**What you will do:**
Pull out from the material below all lines with "公司章程".

━━ Information supplied

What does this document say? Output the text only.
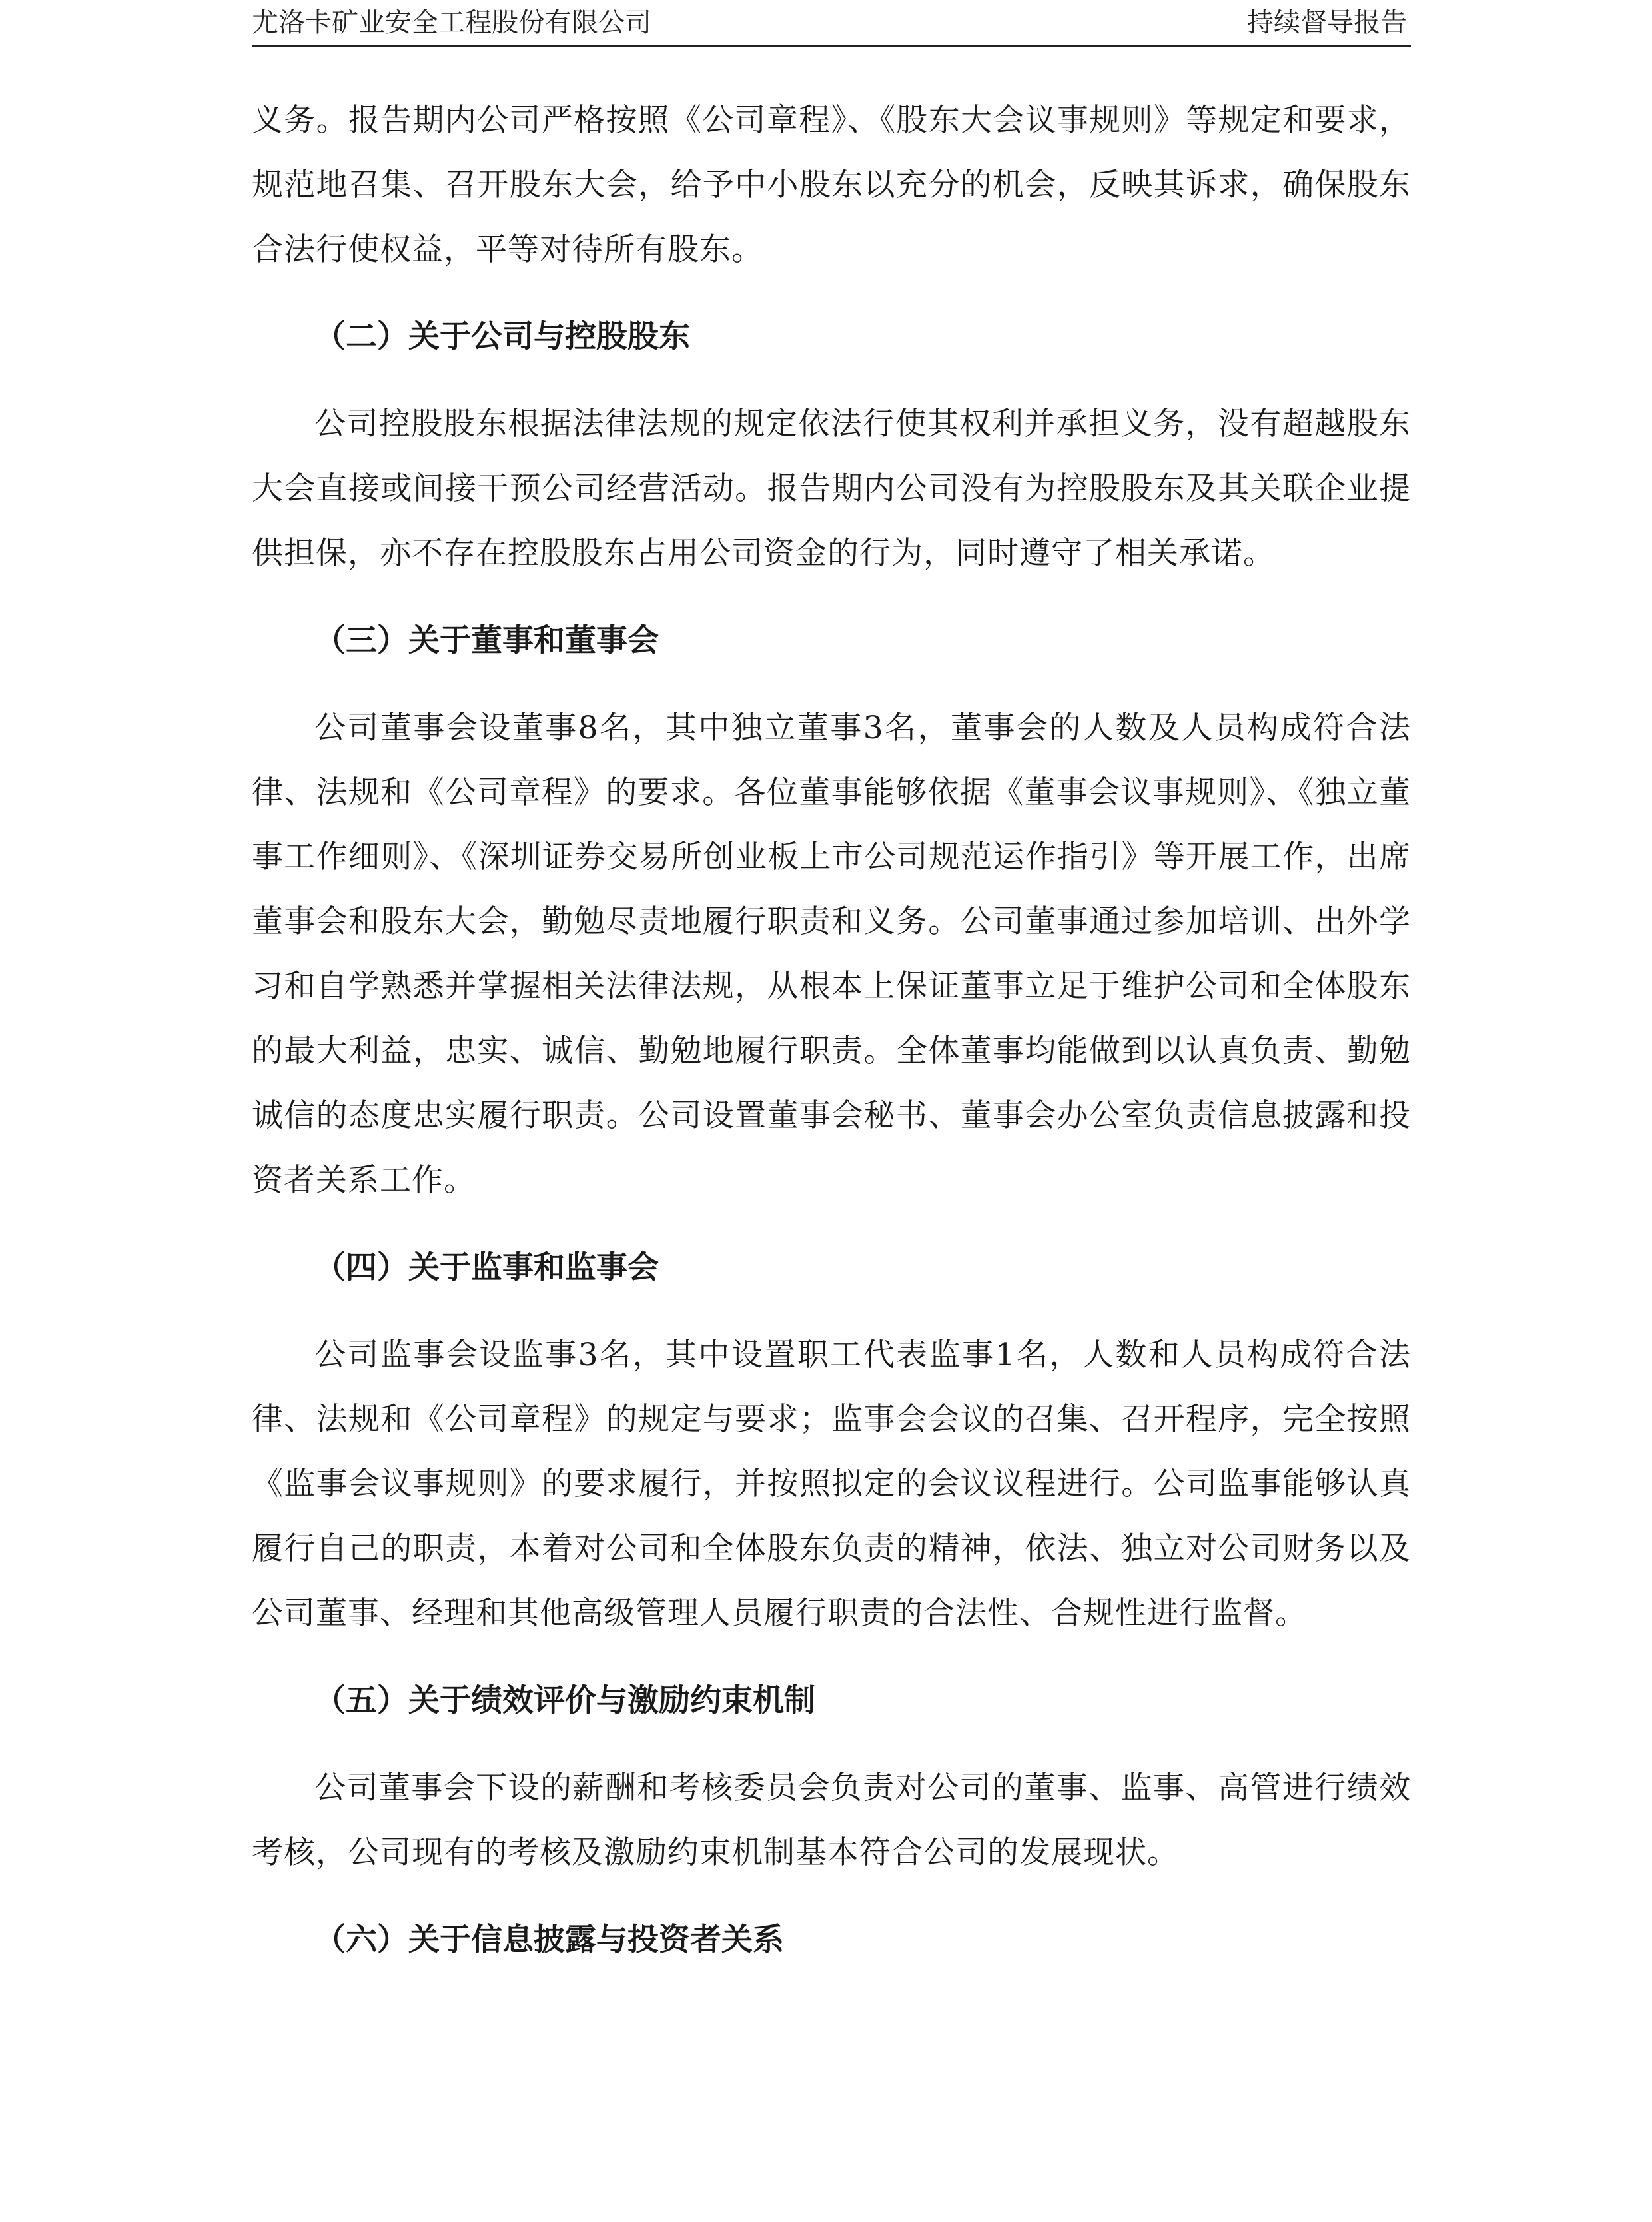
尤洛卡矿业安全工程股份有限公司	持续督导报告

义务。报告期内公司严格按照《公司章程》、《股东大会议事规则》等规定和要求，规范地召集、召开股东大会，给予中小股东以充分的机会，反映其诉求，确保股东合法行使权益，平等对待所有股东。

（二）关于公司与控股股东

公司控股股东根据法律法规的规定依法行使其权利并承担义务，没有超越股东大会直接或间接干预公司经营活动。报告期内公司没有为控股股东及其关联企业提供担保，亦不存在控股股东占用公司资金的行为，同时遵守了相关承诺。

（三）关于董事和董事会

公司董事会设董事8名，其中独立董事3名，董事会的人数及人员构成符合法律、法规和《公司章程》的要求。各位董事能够依据《董事会议事规则》、《独立董事工作细则》、《深圳证券交易所创业板上市公司规范运作指引》等开展工作，出席董事会和股东大会，勤勉尽责地履行职责和义务。公司董事通过参加培训、出外学习和自学熟悉并掌握相关法律法规，从根本上保证董事立足于维护公司和全体股东的最大利益，忠实、诚信、勤勉地履行职责。全体董事均能做到以认真负责、勤勉诚信的态度忠实履行职责。公司设置董事会秘书、董事会办公室负责信息披露和投资者关系工作。

（四）关于监事和监事会

公司监事会设监事3名，其中设置职工代表监事1名，人数和人员构成符合法律、法规和《公司章程》的规定与要求；监事会会议的召集、召开程序，完全按照《监事会议事规则》的要求履行，并按照拟定的会议议程进行。公司监事能够认真履行自己的职责，本着对公司和全体股东负责的精神，依法、独立对公司财务以及公司董事、经理和其他高级管理人员履行职责的合法性、合规性进行监督。

（五）关于绩效评价与激励约束机制

公司董事会下设的薪酬和考核委员会负责对公司的董事、监事、高管进行绩效考核，公司现有的考核及激励约束机制基本符合公司的发展现状。

（六）关于信息披露与投资者关系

━━━━

**Correct answer:**
义务。报告期内公司严格按照《公司章程》、《股东大会议事规则》等规定和要求，规范地召集、召开股东大会，给予中小股东以充分的机会，反映其诉求，确保股东合法行使权益，平等对待所有股东。
公司董事会设董事8名，其中独立董事3名，董事会的人数及人员构成符合法律、法规和《公司章程》的要求。各位董事能够依据《董事会议事规则》、《独立董事工作细则》、《深圳证券交易所创业板上市公司规范运作指引》等开展工作，出席董事会和股东大会，勤勉尽责地履行职责和义务。公司董事通过参加培训、出外学习和自学熟悉并掌握相关法律法规，从根本上保证董事立足于维护公司和全体股东的最大利益，忠实、诚信、勤勉地履行职责。全体董事均能做到以认真负责、勤勉诚信的态度忠实履行职责。公司设置董事会秘书、董事会办公室负责信息披露和投资者关系工作。
公司监事会设监事3名，其中设置职工代表监事1名，人数和人员构成符合法律、法规和《公司章程》的规定与要求；监事会会议的召集、召开程序，完全按照《监事会议事规则》的要求履行，并按照拟定的会议议程进行。公司监事能够认真履行自己的职责，本着对公司和全体股东负责的精神，依法、独立对公司财务以及公司董事、经理和其他高级管理人员履行职责的合法性、合规性进行监督。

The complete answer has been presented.